EXERCISE:
Return the whole listing, keeping every character the same.

***** RECORDS FOR THE EXERCISE

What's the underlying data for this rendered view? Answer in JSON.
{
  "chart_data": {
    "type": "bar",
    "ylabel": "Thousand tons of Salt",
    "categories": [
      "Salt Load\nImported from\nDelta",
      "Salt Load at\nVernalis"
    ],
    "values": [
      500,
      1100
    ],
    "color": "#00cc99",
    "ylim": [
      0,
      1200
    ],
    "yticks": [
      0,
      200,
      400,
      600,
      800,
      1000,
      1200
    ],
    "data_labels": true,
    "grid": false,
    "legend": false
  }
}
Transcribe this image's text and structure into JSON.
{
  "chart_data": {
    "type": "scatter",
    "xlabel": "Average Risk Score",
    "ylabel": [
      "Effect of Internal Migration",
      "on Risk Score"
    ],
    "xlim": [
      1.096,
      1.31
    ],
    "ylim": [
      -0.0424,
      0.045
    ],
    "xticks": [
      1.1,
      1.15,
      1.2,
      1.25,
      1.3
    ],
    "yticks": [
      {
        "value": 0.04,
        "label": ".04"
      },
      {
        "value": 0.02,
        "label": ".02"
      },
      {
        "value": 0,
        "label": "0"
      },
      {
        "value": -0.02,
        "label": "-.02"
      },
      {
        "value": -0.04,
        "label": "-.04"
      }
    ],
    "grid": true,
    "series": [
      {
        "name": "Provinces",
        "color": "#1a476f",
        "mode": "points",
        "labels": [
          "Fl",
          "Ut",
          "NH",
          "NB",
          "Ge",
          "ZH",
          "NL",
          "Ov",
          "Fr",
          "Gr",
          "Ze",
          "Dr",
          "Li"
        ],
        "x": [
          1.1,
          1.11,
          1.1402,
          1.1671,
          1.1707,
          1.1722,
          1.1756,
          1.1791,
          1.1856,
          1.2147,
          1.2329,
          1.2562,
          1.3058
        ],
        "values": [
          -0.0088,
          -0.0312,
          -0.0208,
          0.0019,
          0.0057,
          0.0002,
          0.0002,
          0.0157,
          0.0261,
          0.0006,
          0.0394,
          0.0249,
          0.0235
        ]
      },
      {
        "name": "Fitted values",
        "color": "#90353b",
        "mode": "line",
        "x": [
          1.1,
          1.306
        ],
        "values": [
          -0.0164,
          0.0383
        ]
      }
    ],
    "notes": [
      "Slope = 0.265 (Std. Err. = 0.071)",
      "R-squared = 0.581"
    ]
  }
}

**********

FINAL RESULT:
What's the underlying data for this rendered view? Answer in JSON.
{
  "chart_data": {
    "type": "bar",
    "ylabel": "Thousand tons of Salt",
    "categories": [
      "Salt Load\nImported from\nDelta",
      "Salt Load at\nVernalis"
    ],
    "values": [
      500,
      1100
    ],
    "color": "#00cc99",
    "ylim": [
      0,
      1200
    ],
    "yticks": [
      0,
      200,
      400,
      600,
      800,
      1000,
      1200
    ],
    "data_labels": true,
    "grid": false,
    "legend": false
  }
}
Transcribe this image's text and structure into JSON.
{
  "chart_data": {
    "type": "scatter",
    "xlabel": "Average Risk Score",
    "ylabel": [
      "Effect of Internal Migration",
      "on Risk Score"
    ],
    "xlim": [
      1.096,
      1.31
    ],
    "ylim": [
      -0.0424,
      0.045
    ],
    "xticks": [
      1.1,
      1.15,
      1.2,
      1.25,
      1.3
    ],
    "yticks": [
      {
        "value": 0.04,
        "label": ".04"
      },
      {
        "value": 0.02,
        "label": ".02"
      },
      {
        "value": 0,
        "label": "0"
      },
      {
        "value": -0.02,
        "label": "-.02"
      },
      {
        "value": -0.04,
        "label": "-.04"
      }
    ],
    "grid": true,
    "series": [
      {
        "name": "Provinces",
        "color": "#1a476f",
        "mode": "points",
        "labels": [
          "Fl",
          "Ut",
          "NH",
          "NB",
          "Ge",
          "ZH",
          "NL",
          "Ov",
          "Fr",
          "Gr",
          "Ze",
          "Dr",
          "Li"
        ],
        "x": [
          1.1,
          1.11,
          1.1402,
          1.1671,
          1.1707,
          1.1722,
          1.1756,
          1.1791,
          1.1856,
          1.2147,
          1.2329,
          1.2562,
          1.3058
        ],
        "values": [
          -0.0088,
          -0.0312,
          -0.0208,
          0.0019,
          0.0057,
          0.0002,
          0.0002,
          0.0157,
          0.0261,
          0.0006,
          0.0394,
          0.0249,
          0.0235
        ]
      },
      {
        "name": "Fitted values",
        "color": "#90353b",
        "mode": "line",
        "x": [
          1.1,
          1.306
        ],
        "values": [
          -0.0164,
          0.0383
        ]
      }
    ],
    "notes": [
      "Slope = 0.265 (Std. Err. = 0.071)",
      "R-squared = 0.581"
    ]
  }
}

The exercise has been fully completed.